### Quoted passage
####################

Experian, one of the three national credit bureaus, teamed with consulting company Oliver Wyman to identify the characteristics and debt management behavior of the growing numbers of homeowners who bail out of their mortgages with none of the expected early warning signs, such as nonpayments or late payments on other personal debts.



With foreclosures, delinquencies and loan losses at record levels, strategic defaults and walkaways are among the hottest subjects in residential real estate finance. Unlike earlier academic studies, Experian and Wyman had the ability to tap into credit files over extended periods of years to identify patterns associated with strategic defaults.



Among researchers' findings are these eye-openers:



• The number of strategic defaults is far beyond most industry estimates -- 588,000 nationwide during 2008, more than double the total in 2007. They represented 18 percent of all serious delinquencies that extended for more than 60 days during the fourth quarter of last year.



• In contrast with most types of mortgage delinquencies, strategic defaulters often go straight from perfect payment histories to no mortgage payments at all. They just suddenly stop. This is in stark contrast with most financially distressed borrowers, who try to keep paying on their mortgage even after they've fallen behind on other accounts. They want to save their houses, not dump them.



• Strategic defaults are heavily concentrated in negative-equity markets where home values zoomed during the boom and have cratered since 2006. In California last year, the total number of strategic defaults was 68 times higher than it was in 2005. In Florida it was 46 times higher. In most other parts of the country, defaults were about nine times higher in 2008 than in 2005. Loans originated across the country in the pivotal market-turn year of 2006 have produced seven times more walkaways than loans originated during 2004, when property values were still rising.

####################

Page segmentation data
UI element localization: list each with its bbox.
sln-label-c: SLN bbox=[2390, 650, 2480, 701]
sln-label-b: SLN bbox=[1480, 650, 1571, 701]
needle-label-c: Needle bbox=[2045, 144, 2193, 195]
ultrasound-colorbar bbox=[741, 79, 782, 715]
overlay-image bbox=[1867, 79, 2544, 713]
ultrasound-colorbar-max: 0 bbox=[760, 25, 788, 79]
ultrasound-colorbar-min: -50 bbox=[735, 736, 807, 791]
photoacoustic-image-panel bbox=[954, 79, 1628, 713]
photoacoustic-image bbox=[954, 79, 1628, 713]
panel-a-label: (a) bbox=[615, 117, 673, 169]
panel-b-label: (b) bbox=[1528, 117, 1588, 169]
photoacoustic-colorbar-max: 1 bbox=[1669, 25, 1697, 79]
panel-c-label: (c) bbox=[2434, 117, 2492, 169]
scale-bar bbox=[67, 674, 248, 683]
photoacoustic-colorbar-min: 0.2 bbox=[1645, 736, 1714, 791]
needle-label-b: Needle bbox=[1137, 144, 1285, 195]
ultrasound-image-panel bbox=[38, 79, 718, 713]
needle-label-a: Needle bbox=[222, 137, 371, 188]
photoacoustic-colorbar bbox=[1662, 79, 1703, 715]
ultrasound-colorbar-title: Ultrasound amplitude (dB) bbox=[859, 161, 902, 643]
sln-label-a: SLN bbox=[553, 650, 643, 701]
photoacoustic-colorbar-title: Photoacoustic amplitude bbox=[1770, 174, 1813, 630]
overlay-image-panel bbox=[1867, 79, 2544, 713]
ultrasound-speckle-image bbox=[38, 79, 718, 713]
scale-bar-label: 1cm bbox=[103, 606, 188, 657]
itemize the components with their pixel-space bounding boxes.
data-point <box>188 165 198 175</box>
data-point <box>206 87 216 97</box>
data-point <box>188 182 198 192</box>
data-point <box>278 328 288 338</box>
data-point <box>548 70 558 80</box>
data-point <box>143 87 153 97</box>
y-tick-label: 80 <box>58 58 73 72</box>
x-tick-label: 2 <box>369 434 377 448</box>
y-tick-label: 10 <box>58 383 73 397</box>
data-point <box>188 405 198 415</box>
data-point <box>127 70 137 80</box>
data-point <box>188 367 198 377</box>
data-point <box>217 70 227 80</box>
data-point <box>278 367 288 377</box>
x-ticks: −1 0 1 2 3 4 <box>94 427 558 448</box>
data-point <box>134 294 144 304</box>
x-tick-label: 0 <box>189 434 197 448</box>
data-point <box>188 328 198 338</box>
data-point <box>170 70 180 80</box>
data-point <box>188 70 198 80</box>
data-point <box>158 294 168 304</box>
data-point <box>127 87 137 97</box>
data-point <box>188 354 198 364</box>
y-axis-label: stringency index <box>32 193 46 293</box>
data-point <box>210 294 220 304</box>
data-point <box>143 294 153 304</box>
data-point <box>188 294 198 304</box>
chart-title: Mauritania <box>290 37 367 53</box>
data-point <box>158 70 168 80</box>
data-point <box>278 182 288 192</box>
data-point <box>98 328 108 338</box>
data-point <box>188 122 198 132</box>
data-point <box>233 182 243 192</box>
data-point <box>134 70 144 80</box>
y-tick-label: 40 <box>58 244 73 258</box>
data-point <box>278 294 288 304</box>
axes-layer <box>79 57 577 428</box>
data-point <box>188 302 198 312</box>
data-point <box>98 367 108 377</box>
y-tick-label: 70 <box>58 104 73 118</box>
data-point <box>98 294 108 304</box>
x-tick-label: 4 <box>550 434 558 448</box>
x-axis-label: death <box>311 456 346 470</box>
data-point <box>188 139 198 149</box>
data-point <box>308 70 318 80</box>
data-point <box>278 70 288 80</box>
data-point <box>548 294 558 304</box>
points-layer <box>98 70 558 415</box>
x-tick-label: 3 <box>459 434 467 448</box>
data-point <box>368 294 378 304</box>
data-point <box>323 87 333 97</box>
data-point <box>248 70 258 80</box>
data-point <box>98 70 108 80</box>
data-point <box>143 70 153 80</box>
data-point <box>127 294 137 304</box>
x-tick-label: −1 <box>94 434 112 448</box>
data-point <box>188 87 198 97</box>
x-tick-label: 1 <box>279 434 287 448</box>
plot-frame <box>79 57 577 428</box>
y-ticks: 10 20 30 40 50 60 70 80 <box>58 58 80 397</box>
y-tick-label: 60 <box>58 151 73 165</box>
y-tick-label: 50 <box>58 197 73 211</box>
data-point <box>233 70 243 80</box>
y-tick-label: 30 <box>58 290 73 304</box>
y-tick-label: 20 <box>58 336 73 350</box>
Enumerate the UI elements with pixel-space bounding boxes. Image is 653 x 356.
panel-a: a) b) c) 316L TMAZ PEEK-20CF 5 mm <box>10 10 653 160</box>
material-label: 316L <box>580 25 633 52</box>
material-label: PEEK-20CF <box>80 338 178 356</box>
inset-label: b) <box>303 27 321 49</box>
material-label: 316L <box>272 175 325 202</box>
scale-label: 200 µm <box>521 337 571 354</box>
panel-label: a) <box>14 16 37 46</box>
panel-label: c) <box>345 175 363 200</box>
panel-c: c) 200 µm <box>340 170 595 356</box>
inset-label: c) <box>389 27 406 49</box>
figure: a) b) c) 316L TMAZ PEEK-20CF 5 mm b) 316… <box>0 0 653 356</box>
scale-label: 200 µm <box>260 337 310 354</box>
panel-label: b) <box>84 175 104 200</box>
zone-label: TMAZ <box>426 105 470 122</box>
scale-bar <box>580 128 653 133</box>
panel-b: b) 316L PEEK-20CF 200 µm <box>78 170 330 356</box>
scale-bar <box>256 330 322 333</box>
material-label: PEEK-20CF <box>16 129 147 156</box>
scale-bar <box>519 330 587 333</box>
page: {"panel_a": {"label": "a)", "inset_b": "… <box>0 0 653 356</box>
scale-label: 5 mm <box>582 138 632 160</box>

####################

### Activity list
(1) Copy the stretch of the strategic mortgage defaults article from "Experian, one of" through "other personal debts." word for word.
(2) Write the next part of the article on strategic mortgage defaults, picking up after its final sentence.

### Answer section
(1)
Experian, one of the three national credit bureaus, teamed with consulting company Oliver Wyman to identify the characteristics and debt management behavior of the growing numbers of homeowners who bail out of their mortgages with none of the expected early warning signs, such as nonpayments or late payments on other personal debts.

(2)
• Two-thirds of strategic defaulters have only one mortgage -- the one they're walking away from on their primary homes. Individuals who have mortgages on multiple houses also have a higher likelihood of strategic default, but researchers believe that many of these walkaways are from investment properties or second homes.



• Homeowners with large mortgage balances generally are more likely to pull the plug than those with lower balances. Similarly, people with credit ratings in the two highest categories measured by VantageScore -- a joint scoring venture created by Experian and the two other national credit bureaus, Equifax and TransUnion -- are far more likely to default strategically than people in lower score categories.



• People who default strategically and lose their houses appear to understand the consequences of what they're doing. According to Piyush Tantia, an Oliver Wyman partner and a principal researcher on the study, strategic defaulters ``are clearly sophisticated,'' based on the patterns of selective payments observable in their credit files. For example, they tend not to default on home equity lines until after they bail out on their main mortgages, sometimes in order to draw down more cash on the equity line.



While high scorers have lower overall default rates on all their credit activities than people with lower scores, it's much more likely that when they stop payments on mortgages, the default is intentional and calculated.



Strategic defaulters may know that their credit scores will be severely depressed by their mortgage abandonment, Tantia said in an interview, but they appear to look at it as a business decision: ``Well, I'm $200,000 in the hole on my house, and yes, I'll damage my credit,'' he said of defaulters. But they see it as the most practical solution under the circumstances, and they won't have to deal with their negative equity albatross any further.



The Experian-Wyman study does not attempt to explore the ethical or legal aspects of mortgage walkaways. But it does suggest that lenders and loan servicers take steps to screen and identify strategic defaulters in advance and possibly avoid offering them loan modifications, since they'll probably just re-default on them anyway.